### WHAT IS EXPECTED
Pick out every line with the word "ylabel" and copy it.

:: EXCERPTED DATA

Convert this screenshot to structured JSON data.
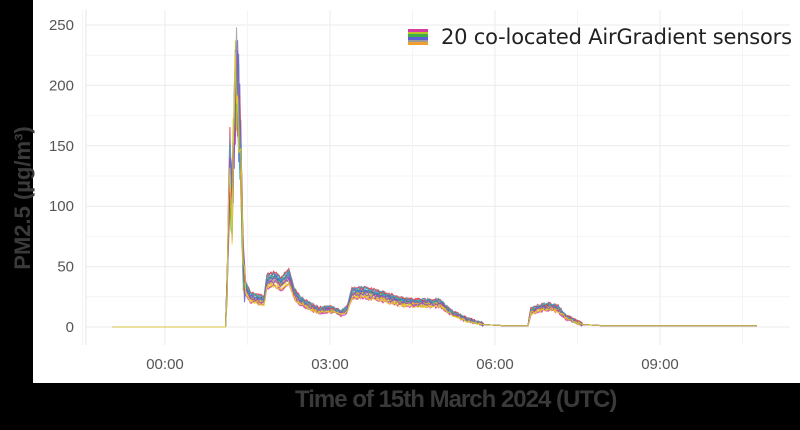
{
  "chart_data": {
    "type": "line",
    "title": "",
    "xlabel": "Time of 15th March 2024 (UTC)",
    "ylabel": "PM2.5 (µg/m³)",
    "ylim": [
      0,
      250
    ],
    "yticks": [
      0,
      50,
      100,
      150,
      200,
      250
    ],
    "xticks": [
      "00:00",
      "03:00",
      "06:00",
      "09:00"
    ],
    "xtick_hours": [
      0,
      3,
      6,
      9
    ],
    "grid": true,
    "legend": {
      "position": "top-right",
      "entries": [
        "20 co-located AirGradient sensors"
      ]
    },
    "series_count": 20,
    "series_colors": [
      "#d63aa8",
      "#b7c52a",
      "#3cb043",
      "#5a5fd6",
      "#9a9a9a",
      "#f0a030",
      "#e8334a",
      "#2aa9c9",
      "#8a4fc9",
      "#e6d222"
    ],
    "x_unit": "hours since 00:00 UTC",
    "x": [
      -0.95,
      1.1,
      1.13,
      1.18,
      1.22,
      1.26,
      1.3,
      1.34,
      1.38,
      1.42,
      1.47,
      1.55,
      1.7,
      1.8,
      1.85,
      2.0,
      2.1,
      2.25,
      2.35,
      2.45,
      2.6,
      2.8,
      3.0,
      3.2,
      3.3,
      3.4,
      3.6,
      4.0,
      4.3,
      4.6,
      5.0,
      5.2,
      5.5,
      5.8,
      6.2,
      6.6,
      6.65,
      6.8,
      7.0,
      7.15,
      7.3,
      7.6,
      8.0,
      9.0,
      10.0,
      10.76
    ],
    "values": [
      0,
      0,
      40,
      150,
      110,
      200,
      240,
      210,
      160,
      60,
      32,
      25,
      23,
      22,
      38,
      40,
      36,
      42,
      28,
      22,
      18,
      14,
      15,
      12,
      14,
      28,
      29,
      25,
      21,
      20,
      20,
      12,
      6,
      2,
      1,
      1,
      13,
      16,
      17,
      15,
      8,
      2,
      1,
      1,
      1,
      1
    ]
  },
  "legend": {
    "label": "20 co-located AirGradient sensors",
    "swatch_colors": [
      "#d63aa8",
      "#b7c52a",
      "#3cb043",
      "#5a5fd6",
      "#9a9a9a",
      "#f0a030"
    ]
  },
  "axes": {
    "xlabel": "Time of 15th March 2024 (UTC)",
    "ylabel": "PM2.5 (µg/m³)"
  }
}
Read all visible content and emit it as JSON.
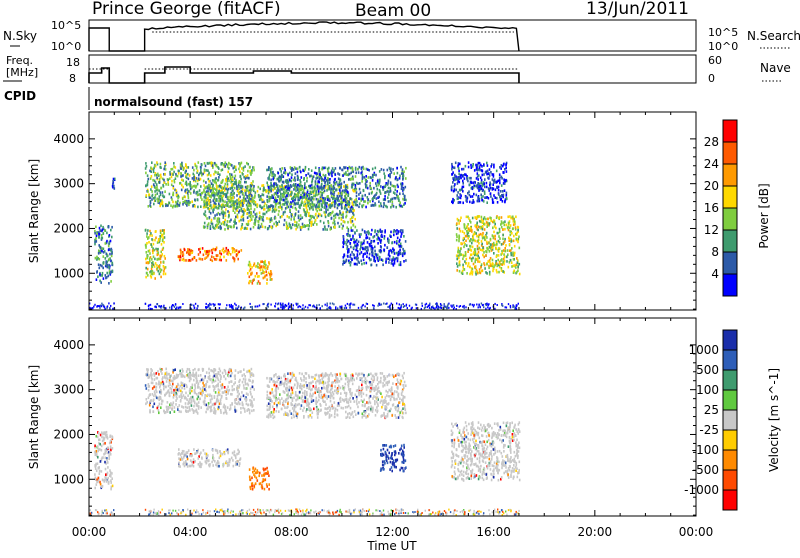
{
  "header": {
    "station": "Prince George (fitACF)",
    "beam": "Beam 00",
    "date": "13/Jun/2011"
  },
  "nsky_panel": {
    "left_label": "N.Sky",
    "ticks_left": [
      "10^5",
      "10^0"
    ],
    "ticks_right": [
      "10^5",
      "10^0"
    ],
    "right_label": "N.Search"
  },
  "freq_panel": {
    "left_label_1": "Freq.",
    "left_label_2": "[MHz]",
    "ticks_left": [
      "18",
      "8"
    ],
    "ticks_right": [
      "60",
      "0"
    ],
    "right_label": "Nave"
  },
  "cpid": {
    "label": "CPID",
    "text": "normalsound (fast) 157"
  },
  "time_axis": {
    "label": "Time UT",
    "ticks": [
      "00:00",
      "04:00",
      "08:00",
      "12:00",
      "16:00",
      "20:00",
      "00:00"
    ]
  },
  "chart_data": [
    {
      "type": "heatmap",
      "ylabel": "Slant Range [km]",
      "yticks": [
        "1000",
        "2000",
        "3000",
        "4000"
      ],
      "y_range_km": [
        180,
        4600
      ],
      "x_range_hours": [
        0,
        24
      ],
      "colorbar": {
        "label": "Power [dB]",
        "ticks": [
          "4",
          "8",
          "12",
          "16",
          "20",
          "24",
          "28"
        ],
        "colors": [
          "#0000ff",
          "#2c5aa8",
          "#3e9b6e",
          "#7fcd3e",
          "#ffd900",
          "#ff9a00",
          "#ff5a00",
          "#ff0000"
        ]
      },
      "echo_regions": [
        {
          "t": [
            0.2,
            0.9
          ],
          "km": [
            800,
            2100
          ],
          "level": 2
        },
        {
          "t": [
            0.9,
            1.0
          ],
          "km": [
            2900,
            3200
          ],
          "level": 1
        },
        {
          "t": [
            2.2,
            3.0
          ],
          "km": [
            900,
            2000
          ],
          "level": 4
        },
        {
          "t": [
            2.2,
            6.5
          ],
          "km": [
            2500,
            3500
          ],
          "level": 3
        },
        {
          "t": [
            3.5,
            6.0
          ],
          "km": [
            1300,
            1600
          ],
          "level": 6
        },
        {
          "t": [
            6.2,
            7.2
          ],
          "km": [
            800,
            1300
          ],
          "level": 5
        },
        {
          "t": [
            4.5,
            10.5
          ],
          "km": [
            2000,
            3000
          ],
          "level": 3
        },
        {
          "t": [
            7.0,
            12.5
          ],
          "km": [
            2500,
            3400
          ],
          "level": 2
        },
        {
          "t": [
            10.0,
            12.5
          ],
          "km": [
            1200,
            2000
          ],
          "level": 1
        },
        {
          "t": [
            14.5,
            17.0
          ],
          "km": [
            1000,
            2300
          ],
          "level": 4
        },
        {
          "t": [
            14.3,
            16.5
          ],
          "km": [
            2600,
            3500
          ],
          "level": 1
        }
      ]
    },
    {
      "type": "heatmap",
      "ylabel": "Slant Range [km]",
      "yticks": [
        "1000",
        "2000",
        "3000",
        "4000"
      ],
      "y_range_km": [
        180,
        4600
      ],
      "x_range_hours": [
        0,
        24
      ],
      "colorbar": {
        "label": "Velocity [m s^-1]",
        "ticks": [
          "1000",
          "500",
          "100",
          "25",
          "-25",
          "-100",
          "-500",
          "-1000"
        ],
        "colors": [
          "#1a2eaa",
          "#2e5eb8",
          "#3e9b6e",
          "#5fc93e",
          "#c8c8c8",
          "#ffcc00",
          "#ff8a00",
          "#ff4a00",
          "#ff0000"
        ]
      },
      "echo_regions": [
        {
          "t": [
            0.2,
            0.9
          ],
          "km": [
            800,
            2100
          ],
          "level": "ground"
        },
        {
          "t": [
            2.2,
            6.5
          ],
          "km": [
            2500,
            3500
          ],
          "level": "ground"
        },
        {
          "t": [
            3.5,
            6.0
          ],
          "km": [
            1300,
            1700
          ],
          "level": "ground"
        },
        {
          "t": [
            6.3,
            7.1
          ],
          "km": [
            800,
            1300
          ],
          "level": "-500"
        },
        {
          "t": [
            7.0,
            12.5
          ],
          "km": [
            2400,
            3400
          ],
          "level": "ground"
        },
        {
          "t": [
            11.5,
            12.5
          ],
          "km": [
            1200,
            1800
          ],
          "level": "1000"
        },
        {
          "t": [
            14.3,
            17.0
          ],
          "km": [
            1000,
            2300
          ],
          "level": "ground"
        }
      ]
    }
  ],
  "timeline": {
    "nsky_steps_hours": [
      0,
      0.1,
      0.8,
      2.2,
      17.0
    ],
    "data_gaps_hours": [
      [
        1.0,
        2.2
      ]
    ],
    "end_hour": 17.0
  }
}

::::
:: EXCERPTED DATA

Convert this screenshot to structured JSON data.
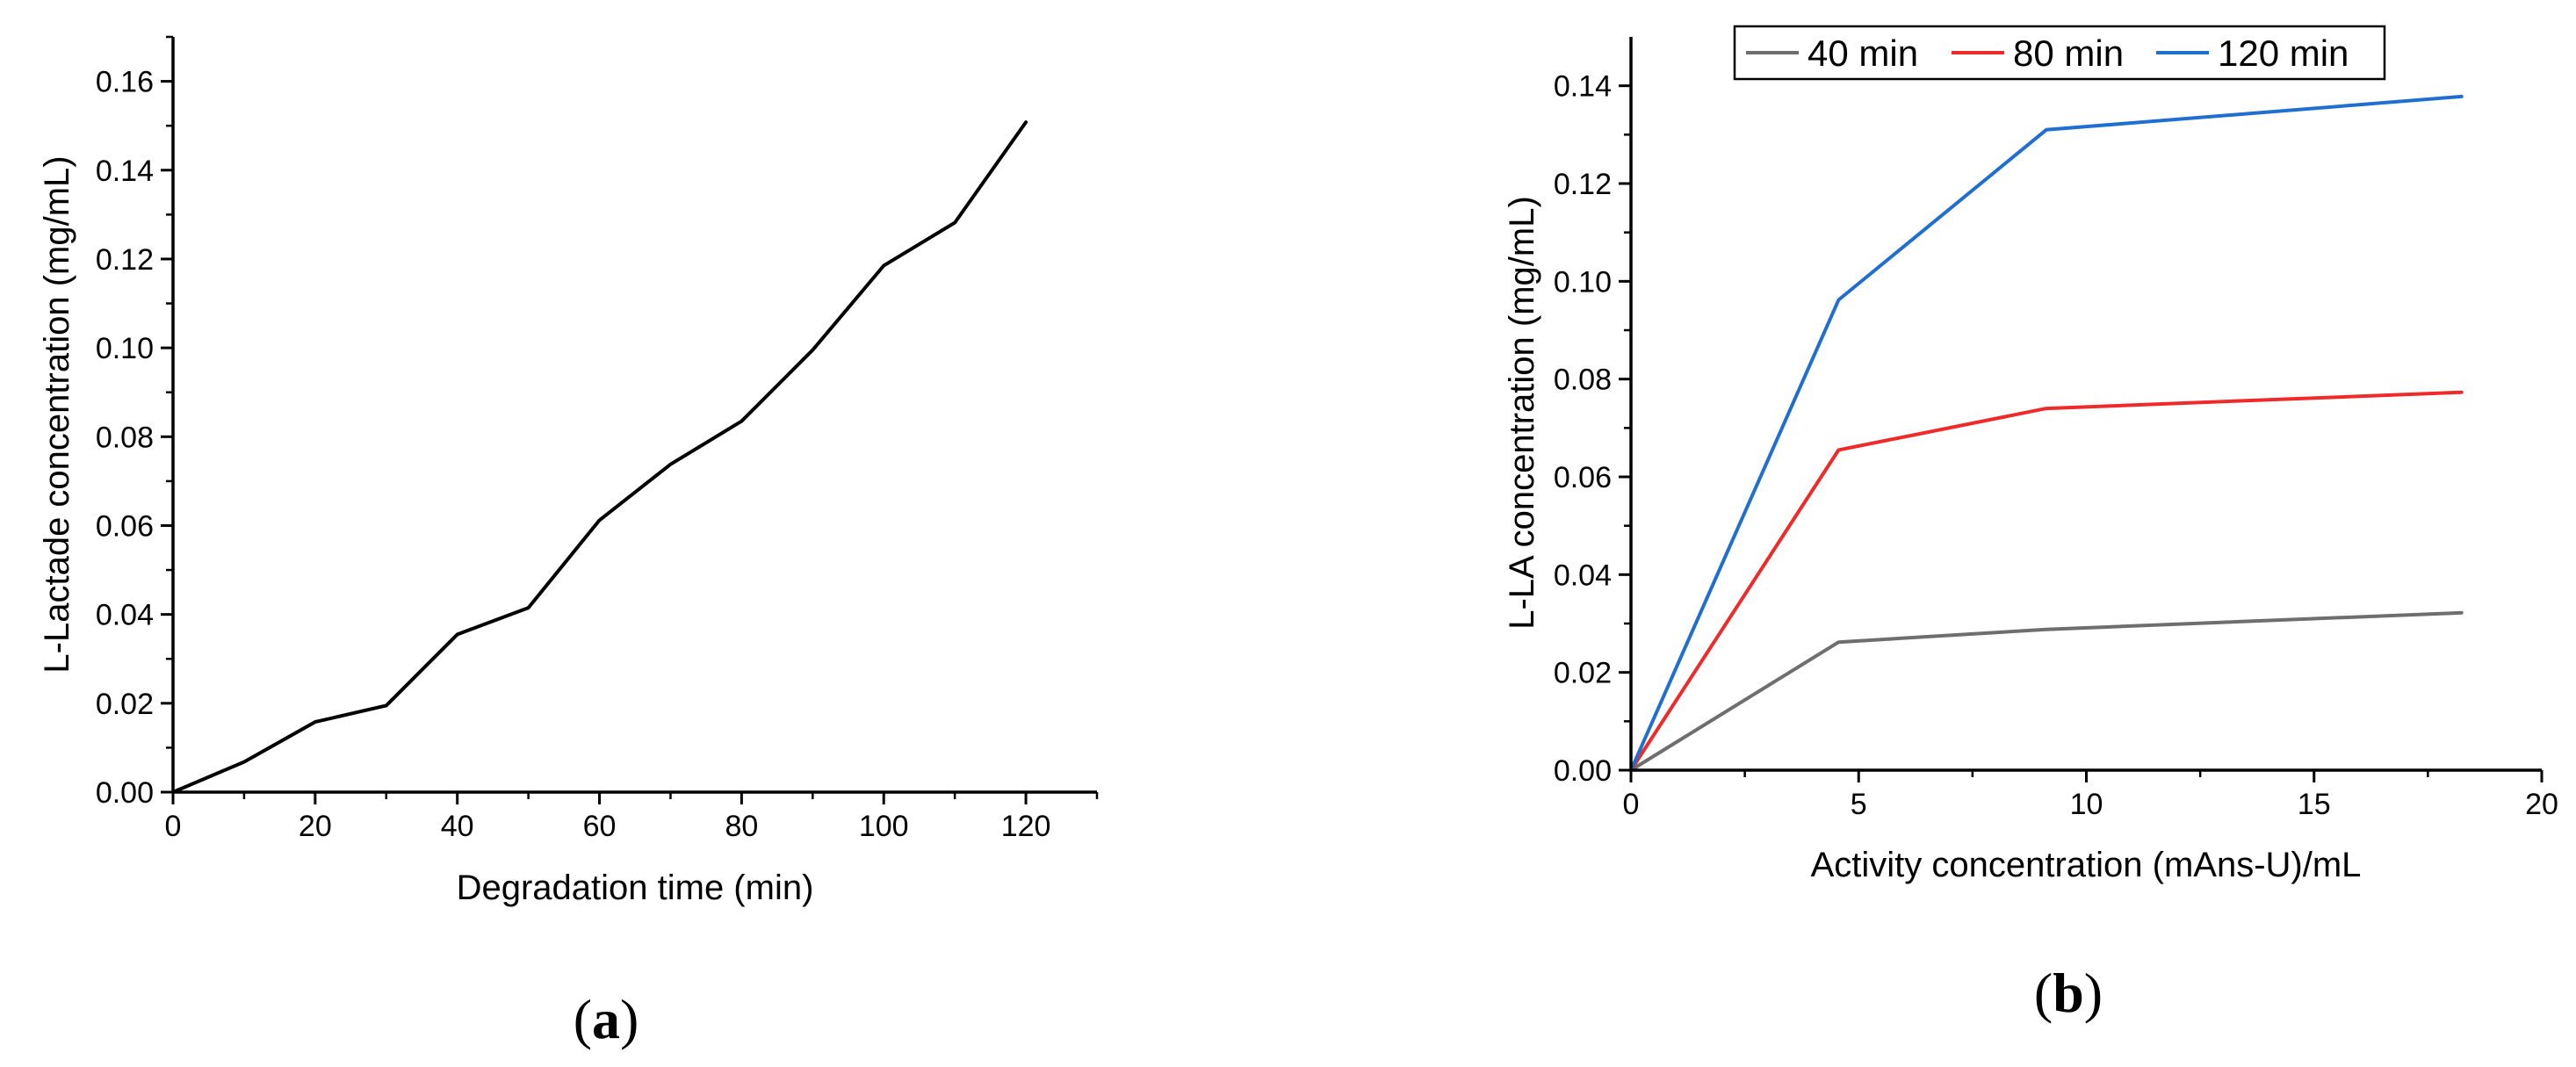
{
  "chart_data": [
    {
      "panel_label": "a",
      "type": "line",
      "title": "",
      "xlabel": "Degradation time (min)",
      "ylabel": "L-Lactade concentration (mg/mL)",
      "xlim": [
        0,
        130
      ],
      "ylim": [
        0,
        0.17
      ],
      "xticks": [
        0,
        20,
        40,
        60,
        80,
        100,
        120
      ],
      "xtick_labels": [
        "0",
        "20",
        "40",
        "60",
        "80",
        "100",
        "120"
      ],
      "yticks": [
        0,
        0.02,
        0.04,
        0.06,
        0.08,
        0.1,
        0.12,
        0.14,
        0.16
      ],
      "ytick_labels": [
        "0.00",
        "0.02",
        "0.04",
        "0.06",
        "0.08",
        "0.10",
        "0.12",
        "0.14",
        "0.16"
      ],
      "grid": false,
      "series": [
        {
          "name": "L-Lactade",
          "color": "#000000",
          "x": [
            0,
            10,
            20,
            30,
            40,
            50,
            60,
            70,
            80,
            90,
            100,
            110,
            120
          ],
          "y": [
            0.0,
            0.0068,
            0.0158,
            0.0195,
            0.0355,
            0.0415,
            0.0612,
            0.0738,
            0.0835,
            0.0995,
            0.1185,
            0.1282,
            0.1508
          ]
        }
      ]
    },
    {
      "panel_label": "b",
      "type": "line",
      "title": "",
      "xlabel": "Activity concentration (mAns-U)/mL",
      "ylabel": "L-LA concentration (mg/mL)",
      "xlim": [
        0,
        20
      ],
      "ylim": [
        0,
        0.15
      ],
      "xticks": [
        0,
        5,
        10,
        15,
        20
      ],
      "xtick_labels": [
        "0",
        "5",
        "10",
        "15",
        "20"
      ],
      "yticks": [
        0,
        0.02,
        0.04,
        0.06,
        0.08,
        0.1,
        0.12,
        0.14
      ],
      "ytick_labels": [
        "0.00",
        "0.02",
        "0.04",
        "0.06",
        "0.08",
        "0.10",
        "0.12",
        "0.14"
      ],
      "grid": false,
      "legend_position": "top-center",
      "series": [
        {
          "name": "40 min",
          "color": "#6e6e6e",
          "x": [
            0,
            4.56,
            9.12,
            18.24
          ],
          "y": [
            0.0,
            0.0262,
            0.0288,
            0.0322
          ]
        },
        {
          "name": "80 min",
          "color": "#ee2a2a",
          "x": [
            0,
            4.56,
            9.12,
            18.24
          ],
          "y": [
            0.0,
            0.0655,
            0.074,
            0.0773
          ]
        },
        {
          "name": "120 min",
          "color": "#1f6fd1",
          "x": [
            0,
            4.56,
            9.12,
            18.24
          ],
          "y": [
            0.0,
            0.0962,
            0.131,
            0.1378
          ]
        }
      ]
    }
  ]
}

::::

### OUTPUT FOR THIS TASK
    "ylabel": "PM2.5 (µg/m³)",
    "ylabel": "PM2.5 (µg/m³)"
      "ylabel": "Slant Range [km]",
      "ylabel": "Slant Range [km]",
      "ylabel": "L-Lactade concentration (mg/mL)",
      "ylabel": "L-LA concentration (mg/mL)",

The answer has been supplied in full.